### Your goal:
Give only the number of lines that include the string "title".

### Provided entries:
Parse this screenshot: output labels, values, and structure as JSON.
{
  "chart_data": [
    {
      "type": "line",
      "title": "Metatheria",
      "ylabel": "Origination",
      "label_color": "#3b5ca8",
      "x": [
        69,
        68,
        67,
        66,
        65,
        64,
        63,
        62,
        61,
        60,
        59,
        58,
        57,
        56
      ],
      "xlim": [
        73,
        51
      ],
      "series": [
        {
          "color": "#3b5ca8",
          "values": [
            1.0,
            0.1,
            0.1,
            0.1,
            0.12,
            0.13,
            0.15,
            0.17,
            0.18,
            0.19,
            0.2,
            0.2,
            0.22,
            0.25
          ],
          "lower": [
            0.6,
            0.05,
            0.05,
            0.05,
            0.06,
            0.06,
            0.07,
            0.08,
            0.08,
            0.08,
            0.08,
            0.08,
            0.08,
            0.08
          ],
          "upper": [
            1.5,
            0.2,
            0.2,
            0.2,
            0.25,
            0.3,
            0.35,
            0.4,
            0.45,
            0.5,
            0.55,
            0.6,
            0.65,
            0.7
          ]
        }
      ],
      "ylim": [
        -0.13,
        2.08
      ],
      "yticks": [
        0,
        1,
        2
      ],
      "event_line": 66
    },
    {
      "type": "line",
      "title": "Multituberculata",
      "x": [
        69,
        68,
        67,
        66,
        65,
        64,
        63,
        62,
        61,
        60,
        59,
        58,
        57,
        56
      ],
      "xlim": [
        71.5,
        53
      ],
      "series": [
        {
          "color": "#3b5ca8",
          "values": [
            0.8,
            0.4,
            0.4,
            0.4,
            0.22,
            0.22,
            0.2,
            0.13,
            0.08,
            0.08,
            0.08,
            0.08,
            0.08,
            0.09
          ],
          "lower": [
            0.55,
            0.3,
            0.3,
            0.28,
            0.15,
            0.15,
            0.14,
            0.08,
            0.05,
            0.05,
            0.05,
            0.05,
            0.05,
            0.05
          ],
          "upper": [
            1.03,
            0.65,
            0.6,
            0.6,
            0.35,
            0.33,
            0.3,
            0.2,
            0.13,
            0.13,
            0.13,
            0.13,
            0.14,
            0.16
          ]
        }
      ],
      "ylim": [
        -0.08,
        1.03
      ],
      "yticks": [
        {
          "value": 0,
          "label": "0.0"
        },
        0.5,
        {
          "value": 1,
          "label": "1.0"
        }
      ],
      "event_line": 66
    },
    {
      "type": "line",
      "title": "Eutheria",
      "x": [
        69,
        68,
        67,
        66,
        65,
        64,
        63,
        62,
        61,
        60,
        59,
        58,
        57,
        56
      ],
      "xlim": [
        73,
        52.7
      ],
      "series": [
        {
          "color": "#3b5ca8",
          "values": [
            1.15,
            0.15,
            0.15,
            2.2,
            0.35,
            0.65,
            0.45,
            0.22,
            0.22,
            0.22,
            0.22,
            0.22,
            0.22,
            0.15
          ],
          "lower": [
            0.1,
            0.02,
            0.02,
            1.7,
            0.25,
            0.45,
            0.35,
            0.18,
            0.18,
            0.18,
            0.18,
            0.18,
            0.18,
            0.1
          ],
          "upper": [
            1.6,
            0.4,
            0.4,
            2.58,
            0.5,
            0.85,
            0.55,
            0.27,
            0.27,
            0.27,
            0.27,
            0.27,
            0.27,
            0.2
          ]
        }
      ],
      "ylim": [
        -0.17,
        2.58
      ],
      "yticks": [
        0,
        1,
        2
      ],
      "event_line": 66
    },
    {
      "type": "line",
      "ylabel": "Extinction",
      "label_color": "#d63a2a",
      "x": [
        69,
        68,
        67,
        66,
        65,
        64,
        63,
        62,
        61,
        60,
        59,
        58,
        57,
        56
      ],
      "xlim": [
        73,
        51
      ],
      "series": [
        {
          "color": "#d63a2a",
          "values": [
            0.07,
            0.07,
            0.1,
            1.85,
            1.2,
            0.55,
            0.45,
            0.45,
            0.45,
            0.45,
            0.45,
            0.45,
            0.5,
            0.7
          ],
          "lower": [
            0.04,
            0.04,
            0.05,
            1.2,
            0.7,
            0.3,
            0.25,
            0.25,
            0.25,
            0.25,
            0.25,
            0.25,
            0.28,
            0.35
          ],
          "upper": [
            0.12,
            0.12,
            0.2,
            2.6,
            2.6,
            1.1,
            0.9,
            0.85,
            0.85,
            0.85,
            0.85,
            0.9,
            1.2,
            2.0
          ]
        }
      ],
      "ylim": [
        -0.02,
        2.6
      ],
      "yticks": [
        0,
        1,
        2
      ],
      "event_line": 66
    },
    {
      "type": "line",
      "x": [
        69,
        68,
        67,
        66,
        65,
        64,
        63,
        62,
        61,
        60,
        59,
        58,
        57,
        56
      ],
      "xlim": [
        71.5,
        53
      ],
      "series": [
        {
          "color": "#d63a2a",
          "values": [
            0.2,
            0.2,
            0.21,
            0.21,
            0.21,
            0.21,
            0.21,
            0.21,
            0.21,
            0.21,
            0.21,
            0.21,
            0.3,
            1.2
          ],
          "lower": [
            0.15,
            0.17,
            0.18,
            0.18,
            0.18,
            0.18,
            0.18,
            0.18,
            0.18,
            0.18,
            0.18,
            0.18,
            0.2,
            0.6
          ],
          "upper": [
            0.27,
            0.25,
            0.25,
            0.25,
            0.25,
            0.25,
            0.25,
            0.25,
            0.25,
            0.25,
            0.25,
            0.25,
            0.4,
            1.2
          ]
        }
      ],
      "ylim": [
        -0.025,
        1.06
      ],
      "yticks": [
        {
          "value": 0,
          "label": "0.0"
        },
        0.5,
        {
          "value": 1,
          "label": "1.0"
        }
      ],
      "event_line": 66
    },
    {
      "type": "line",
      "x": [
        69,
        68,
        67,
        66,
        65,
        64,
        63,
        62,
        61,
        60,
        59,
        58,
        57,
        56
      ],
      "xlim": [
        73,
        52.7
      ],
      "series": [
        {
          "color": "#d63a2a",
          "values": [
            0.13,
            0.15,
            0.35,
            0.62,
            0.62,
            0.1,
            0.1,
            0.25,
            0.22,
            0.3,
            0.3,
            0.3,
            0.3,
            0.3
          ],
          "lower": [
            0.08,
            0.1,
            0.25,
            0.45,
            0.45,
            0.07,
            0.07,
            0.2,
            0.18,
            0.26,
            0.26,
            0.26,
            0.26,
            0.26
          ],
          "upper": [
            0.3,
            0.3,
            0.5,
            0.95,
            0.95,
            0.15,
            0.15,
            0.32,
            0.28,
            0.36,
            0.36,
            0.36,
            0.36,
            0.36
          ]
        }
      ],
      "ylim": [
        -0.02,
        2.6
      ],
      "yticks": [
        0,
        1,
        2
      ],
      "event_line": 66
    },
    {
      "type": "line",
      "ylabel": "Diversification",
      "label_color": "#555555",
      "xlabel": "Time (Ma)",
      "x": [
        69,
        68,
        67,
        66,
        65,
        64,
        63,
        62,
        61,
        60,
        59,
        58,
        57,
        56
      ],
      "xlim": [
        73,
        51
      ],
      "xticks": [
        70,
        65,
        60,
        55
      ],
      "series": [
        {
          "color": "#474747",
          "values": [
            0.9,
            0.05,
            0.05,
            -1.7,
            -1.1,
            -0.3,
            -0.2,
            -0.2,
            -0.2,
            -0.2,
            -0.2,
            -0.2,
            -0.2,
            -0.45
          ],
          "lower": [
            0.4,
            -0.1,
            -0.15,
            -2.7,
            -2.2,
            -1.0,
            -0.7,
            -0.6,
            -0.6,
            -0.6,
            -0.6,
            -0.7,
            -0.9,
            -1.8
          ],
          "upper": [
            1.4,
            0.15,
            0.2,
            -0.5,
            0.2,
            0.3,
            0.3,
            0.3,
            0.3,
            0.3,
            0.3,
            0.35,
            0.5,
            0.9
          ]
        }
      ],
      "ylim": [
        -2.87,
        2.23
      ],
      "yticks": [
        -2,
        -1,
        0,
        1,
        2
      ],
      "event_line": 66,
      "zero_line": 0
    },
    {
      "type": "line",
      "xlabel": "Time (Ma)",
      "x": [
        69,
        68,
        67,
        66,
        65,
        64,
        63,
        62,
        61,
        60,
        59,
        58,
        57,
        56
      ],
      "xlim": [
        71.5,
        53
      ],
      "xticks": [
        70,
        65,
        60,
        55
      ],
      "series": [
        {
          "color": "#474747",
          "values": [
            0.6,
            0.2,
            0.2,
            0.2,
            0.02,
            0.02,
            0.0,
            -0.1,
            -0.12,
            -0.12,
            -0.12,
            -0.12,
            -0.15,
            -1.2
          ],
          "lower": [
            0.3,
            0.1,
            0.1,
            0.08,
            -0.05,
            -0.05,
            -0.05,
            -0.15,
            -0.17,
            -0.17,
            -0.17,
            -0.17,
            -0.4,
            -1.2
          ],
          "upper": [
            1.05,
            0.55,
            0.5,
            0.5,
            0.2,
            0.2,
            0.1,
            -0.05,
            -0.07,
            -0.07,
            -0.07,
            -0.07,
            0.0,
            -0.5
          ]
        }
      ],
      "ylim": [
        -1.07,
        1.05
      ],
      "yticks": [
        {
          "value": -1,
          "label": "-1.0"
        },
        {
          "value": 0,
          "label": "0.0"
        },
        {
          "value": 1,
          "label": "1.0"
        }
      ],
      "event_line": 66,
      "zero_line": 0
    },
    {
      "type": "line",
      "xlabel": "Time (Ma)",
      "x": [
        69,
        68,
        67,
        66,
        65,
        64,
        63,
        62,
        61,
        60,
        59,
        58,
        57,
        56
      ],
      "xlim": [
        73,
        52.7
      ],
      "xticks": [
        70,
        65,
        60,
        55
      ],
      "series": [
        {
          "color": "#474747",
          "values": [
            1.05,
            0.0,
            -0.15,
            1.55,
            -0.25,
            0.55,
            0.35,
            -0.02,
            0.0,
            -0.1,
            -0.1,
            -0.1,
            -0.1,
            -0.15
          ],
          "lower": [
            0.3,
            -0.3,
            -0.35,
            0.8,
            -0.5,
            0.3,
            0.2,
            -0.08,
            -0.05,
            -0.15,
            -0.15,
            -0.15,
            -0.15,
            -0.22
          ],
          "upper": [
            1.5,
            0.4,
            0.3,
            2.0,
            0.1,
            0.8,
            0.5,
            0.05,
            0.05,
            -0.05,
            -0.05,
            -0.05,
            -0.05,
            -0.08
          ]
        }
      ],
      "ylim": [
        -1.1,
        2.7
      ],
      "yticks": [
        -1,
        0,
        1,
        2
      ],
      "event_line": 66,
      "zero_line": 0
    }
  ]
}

### Written response:
3